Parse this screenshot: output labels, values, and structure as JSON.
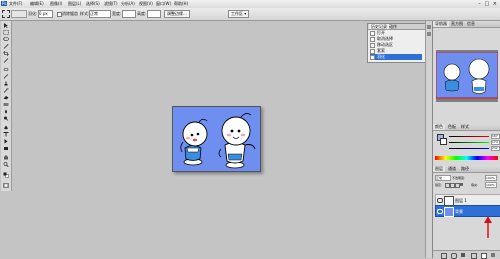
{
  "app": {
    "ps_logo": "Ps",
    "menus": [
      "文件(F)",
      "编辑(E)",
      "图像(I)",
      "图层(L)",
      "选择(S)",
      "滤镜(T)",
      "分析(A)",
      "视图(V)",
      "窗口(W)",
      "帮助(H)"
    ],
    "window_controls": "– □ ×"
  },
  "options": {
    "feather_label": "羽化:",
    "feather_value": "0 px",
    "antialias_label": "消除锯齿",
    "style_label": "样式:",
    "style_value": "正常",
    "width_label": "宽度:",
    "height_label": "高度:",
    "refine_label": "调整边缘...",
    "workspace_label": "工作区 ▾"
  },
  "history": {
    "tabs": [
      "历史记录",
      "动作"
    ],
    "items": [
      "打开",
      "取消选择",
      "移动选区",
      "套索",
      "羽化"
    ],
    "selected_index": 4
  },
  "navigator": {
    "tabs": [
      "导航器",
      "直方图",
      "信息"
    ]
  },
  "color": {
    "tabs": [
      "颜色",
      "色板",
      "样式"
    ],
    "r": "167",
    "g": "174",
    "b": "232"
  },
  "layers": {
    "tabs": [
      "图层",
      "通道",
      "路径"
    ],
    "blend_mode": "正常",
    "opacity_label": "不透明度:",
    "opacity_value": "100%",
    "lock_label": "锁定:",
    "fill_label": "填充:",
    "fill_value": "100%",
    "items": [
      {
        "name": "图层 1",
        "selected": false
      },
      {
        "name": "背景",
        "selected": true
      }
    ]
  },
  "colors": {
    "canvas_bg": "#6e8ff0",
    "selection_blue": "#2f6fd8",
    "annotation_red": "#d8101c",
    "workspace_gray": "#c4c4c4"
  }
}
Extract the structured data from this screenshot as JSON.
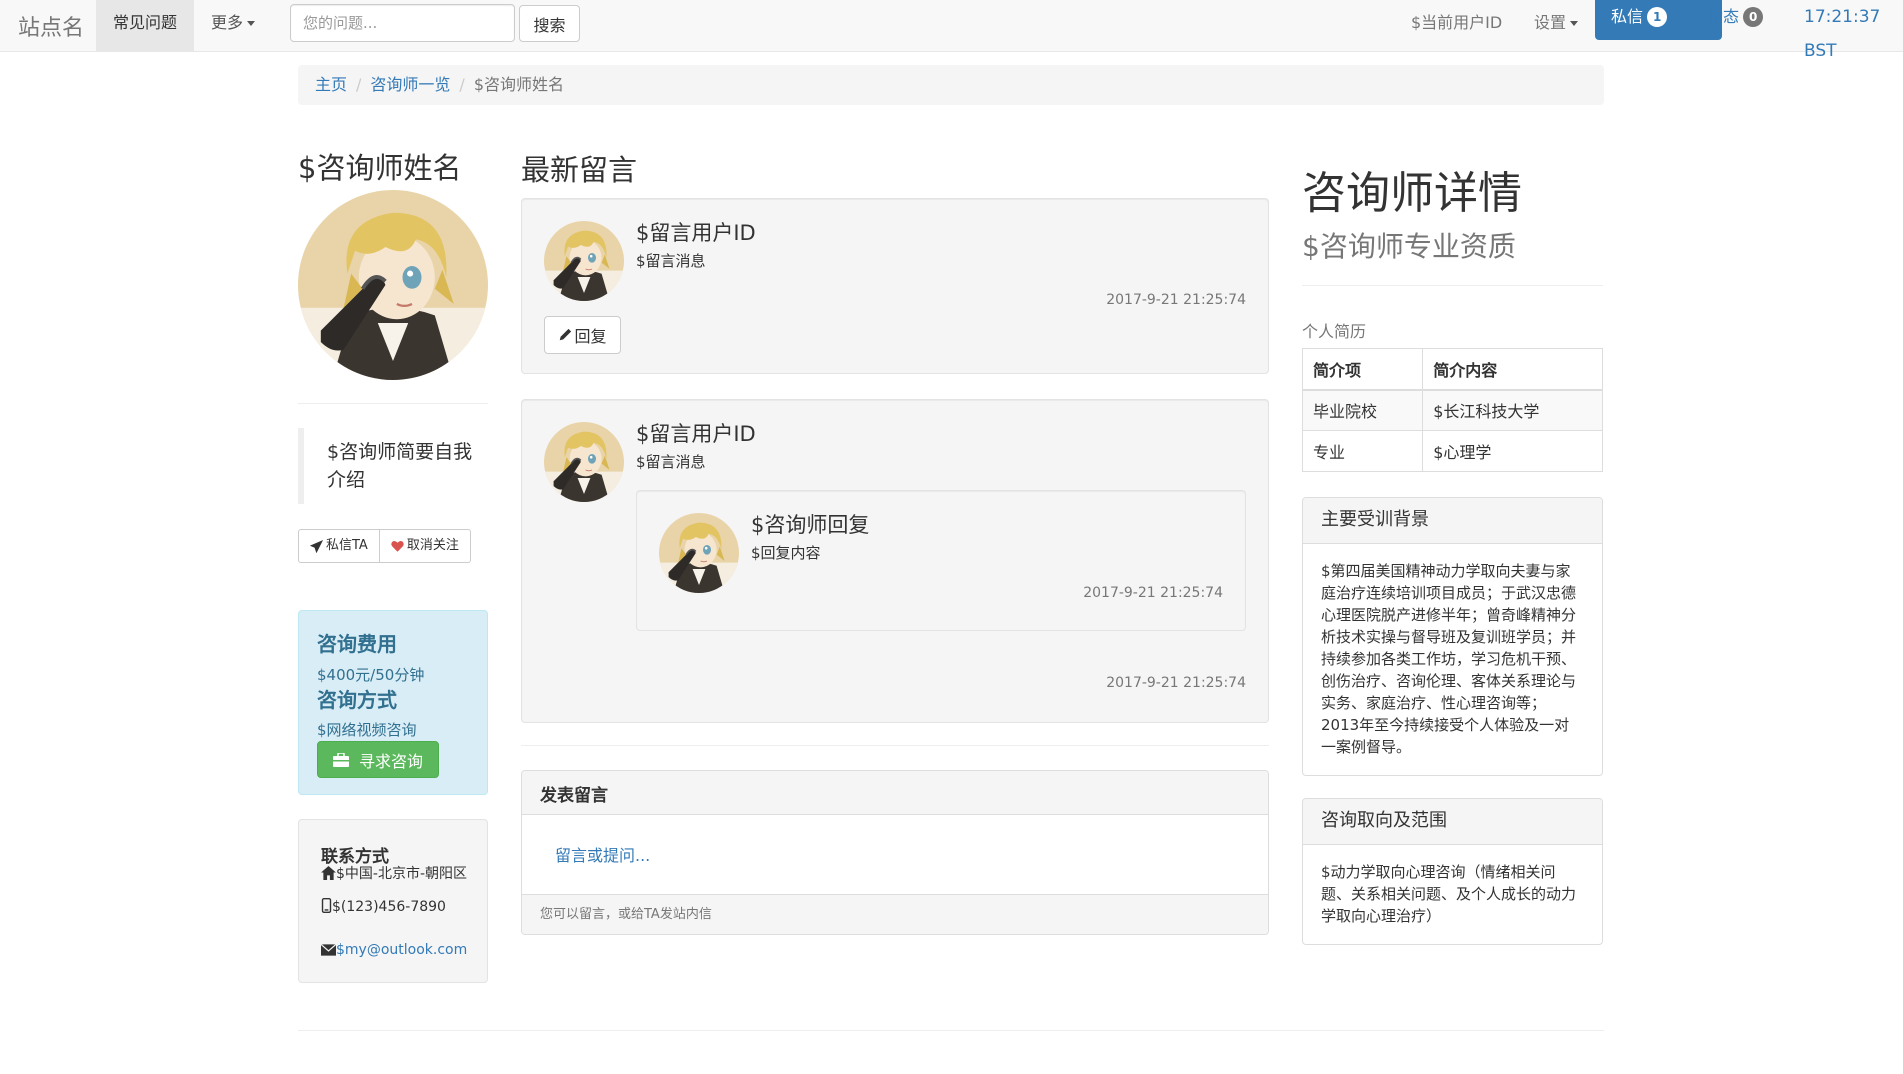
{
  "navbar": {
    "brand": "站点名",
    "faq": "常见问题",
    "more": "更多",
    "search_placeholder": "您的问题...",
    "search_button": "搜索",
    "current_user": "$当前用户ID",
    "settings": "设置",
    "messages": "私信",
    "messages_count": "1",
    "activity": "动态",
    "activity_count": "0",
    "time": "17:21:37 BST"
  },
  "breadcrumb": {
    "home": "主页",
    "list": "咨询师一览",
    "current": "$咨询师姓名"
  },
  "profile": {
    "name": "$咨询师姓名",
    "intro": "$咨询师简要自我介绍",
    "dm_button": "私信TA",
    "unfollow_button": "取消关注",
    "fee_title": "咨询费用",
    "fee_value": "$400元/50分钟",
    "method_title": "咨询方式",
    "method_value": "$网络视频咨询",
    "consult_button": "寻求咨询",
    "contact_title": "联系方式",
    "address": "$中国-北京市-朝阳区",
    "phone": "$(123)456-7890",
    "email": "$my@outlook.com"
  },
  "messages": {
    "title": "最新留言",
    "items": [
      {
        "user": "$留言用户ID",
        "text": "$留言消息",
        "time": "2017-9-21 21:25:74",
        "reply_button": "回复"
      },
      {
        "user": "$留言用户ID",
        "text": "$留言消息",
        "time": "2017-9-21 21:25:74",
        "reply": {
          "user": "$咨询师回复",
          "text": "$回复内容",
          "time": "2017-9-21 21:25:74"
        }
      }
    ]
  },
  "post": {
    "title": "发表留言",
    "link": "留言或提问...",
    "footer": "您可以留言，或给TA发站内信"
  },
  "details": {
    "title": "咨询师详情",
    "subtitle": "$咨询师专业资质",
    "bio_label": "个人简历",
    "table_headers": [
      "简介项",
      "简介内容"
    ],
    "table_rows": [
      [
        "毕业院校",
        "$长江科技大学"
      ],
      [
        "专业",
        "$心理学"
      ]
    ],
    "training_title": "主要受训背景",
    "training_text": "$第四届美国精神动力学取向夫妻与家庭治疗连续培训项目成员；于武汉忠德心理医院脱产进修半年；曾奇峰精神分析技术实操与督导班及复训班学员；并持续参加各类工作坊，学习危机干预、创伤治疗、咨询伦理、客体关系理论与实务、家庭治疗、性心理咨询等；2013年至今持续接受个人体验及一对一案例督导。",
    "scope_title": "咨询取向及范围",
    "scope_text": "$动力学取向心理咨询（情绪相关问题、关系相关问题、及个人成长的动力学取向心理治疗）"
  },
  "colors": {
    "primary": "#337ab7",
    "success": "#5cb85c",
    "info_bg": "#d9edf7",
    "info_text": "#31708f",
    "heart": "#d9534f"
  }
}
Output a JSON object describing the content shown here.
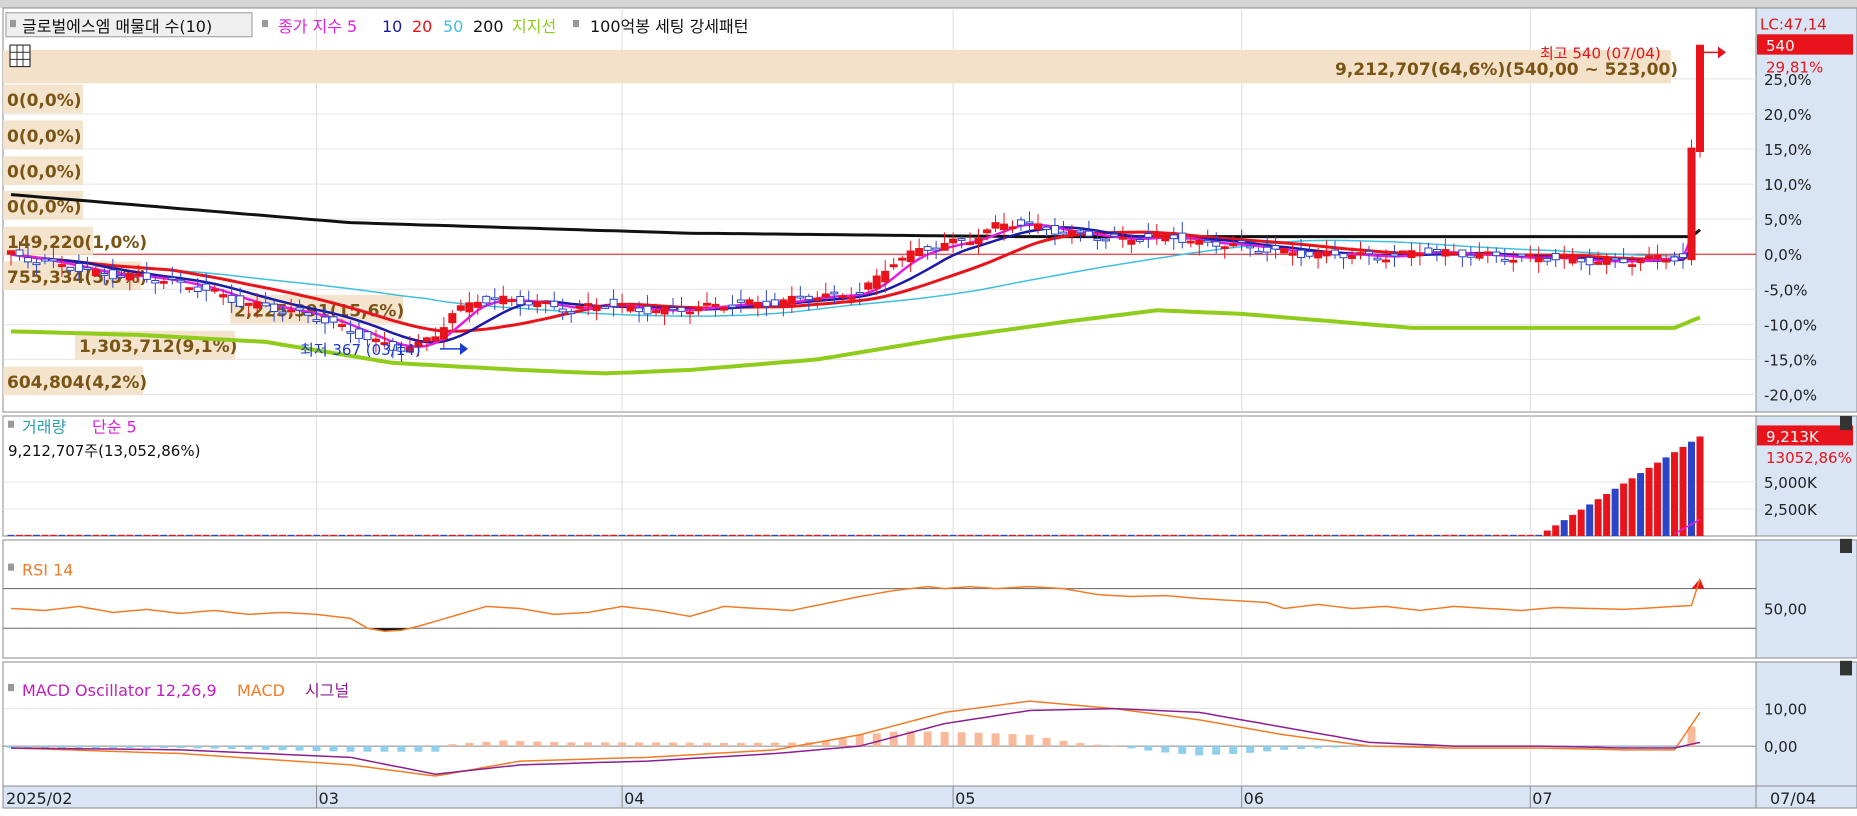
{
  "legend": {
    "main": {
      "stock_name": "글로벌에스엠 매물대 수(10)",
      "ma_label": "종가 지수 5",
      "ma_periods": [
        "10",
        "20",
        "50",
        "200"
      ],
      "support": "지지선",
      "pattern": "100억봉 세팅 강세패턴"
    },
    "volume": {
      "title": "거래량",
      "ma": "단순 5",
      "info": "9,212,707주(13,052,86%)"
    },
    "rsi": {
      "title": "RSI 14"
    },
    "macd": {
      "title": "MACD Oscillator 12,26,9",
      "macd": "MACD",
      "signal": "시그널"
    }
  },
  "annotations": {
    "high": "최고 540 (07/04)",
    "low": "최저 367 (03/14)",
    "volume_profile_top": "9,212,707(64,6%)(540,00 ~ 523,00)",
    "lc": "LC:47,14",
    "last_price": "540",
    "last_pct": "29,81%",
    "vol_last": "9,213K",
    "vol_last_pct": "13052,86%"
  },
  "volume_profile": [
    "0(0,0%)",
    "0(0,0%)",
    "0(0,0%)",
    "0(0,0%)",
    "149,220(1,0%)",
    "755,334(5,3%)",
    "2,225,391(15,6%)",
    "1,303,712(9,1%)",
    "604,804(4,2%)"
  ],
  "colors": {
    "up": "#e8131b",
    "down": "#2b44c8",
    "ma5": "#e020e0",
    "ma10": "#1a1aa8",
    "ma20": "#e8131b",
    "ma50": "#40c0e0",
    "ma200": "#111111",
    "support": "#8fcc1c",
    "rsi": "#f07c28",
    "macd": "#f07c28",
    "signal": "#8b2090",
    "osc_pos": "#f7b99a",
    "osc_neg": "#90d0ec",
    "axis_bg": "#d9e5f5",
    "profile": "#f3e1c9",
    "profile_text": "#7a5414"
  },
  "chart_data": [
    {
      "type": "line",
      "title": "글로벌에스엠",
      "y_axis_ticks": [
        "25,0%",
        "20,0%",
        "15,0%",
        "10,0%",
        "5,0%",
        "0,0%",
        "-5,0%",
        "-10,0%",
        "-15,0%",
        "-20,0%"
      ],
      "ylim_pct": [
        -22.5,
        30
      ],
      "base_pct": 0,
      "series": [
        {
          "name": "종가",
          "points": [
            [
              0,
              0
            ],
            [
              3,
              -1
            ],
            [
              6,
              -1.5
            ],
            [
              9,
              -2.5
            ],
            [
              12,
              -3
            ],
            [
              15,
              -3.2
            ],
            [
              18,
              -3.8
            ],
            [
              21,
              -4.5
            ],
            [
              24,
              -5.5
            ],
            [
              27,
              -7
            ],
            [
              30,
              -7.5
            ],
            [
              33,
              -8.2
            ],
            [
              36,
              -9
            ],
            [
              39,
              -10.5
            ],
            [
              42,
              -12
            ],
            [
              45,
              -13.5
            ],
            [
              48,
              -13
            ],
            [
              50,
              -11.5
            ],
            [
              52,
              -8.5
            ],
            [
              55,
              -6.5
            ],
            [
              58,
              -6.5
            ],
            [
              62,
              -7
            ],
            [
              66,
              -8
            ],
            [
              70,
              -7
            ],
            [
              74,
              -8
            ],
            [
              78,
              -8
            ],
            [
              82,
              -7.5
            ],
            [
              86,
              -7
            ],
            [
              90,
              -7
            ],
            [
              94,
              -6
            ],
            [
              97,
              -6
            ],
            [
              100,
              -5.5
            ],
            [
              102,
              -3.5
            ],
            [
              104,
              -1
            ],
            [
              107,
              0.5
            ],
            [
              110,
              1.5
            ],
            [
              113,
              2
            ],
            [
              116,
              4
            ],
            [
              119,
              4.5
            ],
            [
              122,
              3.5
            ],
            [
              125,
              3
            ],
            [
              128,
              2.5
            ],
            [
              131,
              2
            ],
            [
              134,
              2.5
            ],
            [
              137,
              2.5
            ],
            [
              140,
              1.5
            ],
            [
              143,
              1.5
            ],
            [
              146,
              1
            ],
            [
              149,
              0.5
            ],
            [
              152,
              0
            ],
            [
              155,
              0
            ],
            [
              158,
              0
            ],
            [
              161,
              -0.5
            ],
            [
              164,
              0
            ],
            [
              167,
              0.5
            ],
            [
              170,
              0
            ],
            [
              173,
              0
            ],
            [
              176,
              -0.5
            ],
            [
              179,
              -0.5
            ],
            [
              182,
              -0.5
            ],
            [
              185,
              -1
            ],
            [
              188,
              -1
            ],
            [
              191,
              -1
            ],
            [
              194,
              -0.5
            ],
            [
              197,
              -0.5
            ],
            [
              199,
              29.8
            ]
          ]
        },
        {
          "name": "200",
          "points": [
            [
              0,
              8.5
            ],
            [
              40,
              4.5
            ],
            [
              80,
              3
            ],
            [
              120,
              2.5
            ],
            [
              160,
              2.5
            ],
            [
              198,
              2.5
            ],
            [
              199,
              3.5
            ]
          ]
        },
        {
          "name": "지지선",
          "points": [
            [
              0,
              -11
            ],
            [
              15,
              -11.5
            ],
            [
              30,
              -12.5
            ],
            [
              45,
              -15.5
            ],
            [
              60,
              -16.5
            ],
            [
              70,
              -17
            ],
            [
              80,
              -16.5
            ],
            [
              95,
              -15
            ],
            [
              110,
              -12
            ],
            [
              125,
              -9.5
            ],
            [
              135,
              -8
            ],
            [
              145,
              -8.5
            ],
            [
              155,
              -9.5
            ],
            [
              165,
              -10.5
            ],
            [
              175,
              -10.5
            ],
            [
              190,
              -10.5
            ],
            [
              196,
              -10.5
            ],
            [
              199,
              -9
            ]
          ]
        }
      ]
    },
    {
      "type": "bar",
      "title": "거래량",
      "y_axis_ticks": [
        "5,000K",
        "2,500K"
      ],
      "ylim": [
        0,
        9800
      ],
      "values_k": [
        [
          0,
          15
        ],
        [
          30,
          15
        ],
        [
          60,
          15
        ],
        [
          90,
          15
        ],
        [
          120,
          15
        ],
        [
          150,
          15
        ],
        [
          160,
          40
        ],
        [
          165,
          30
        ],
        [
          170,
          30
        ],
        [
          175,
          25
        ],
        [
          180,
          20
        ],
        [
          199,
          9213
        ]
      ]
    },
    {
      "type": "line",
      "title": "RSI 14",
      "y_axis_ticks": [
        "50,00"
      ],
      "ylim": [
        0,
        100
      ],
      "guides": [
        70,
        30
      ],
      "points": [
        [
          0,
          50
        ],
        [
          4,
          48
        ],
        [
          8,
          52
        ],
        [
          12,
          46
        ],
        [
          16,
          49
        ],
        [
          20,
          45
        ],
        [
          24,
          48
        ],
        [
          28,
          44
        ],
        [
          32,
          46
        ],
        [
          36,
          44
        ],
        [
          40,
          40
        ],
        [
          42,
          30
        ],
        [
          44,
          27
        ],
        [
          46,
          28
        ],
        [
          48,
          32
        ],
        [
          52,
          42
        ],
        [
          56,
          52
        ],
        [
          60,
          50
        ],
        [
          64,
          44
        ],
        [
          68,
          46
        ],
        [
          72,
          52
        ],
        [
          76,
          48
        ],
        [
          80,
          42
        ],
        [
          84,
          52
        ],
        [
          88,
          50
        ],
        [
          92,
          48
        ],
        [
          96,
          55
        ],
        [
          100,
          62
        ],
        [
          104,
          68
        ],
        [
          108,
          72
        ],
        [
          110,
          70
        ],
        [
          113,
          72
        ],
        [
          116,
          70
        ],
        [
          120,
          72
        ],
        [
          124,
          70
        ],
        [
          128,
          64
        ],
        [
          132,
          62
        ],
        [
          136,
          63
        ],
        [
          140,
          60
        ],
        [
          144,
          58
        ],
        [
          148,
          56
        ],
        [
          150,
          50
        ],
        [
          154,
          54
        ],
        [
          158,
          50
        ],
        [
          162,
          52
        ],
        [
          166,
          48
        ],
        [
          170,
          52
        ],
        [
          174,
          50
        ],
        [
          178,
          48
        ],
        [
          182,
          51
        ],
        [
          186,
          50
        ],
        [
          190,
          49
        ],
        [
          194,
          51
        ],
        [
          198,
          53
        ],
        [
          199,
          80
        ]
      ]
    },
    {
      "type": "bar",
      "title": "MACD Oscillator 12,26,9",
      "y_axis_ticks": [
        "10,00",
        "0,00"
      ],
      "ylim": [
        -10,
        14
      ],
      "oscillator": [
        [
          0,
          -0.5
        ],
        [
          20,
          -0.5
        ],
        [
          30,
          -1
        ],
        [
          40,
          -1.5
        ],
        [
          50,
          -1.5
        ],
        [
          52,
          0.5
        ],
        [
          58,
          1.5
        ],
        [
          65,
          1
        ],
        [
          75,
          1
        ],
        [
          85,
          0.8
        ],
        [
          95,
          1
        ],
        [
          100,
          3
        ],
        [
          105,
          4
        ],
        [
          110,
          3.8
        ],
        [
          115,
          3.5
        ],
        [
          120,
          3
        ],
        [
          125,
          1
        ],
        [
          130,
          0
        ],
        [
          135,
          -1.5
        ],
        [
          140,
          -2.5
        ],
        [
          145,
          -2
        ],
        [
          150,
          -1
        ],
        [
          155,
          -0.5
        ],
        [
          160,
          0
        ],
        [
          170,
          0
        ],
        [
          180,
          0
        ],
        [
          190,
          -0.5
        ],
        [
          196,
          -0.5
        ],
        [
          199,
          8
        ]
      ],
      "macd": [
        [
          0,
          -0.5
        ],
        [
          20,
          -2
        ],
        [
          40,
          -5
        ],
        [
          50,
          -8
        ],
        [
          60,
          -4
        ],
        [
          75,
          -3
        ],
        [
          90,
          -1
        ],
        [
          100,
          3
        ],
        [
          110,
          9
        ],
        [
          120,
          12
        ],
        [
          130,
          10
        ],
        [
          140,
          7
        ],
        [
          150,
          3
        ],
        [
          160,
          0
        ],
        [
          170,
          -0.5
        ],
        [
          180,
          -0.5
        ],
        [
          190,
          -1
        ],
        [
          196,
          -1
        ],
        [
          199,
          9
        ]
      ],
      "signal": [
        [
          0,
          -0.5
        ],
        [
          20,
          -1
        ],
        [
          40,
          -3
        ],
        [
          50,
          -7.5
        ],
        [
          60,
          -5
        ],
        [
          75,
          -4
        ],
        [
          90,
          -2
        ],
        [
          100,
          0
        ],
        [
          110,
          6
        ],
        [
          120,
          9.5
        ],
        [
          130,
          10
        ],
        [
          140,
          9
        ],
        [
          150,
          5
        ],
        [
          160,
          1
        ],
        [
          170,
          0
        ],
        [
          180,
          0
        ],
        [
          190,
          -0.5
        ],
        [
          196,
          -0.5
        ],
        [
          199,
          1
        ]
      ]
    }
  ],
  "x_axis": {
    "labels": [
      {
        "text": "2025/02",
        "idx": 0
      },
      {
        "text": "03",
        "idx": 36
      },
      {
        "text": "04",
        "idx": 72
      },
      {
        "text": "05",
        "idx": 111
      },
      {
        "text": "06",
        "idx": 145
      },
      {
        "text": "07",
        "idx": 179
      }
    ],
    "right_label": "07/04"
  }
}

■ ■ ■

▸ **Task prompt**
Check each line of the entries for the string "labels". Copy the lines that have it.

▸ **Finished task**
Parse this screenshot: output labels, values, and structure as JSON.
    "labels": [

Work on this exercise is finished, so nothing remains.